*What you are asked to do:* Find each line with the word "正方体的表面展开图" in it, then give the total alone.
— begin —
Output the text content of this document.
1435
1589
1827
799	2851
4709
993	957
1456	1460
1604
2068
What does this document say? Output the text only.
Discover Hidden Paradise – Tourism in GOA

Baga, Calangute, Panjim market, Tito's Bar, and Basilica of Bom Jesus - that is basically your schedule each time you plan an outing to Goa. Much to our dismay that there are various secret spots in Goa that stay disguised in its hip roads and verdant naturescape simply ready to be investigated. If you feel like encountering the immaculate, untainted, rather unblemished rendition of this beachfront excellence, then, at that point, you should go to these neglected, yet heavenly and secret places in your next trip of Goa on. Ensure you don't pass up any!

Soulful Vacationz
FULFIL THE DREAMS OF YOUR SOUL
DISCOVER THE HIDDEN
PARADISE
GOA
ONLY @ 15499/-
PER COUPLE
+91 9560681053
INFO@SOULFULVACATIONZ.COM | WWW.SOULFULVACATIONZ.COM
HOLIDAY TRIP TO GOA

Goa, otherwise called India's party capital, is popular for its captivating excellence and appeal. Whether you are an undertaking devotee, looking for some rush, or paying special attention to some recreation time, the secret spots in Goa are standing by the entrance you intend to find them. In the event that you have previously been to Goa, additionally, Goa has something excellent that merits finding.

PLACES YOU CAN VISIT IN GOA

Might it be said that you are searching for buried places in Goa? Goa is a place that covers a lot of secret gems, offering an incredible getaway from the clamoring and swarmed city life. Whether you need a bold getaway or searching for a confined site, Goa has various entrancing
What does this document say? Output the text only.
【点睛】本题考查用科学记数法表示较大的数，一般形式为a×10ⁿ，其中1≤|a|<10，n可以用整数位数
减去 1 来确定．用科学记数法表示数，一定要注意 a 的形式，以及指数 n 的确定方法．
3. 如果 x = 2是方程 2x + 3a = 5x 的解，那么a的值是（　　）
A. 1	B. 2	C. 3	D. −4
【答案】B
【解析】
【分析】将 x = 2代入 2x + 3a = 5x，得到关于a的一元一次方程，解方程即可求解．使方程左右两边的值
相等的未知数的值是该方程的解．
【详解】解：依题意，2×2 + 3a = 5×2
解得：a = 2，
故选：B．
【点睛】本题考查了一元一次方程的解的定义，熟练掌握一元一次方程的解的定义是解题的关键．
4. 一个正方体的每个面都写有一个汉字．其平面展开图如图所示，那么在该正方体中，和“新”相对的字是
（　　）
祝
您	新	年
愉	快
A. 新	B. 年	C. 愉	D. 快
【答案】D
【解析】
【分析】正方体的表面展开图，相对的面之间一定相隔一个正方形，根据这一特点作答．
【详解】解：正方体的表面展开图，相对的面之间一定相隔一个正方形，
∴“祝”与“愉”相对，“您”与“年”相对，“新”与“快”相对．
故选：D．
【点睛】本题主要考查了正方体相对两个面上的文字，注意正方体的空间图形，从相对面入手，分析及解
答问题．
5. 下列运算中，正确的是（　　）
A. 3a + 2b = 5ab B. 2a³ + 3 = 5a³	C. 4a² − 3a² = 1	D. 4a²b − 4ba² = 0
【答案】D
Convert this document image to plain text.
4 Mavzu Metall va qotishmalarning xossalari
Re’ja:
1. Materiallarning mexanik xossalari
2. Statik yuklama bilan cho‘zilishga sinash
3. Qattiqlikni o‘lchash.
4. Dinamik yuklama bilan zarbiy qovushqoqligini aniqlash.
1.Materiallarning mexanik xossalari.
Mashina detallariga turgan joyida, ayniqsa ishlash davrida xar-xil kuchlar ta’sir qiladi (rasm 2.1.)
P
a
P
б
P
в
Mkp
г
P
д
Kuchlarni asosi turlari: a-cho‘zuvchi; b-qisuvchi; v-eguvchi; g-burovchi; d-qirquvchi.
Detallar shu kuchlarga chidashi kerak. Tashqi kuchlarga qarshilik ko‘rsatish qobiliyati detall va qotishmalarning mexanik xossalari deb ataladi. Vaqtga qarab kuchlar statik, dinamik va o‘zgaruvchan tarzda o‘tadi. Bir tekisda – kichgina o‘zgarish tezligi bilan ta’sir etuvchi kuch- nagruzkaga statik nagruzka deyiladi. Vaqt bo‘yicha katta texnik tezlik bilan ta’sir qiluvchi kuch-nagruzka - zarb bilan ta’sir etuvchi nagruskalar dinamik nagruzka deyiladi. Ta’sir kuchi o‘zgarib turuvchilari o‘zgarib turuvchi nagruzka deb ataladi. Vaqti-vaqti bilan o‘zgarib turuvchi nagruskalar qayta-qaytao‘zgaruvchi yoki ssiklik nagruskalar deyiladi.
— end —
*Answer:* 2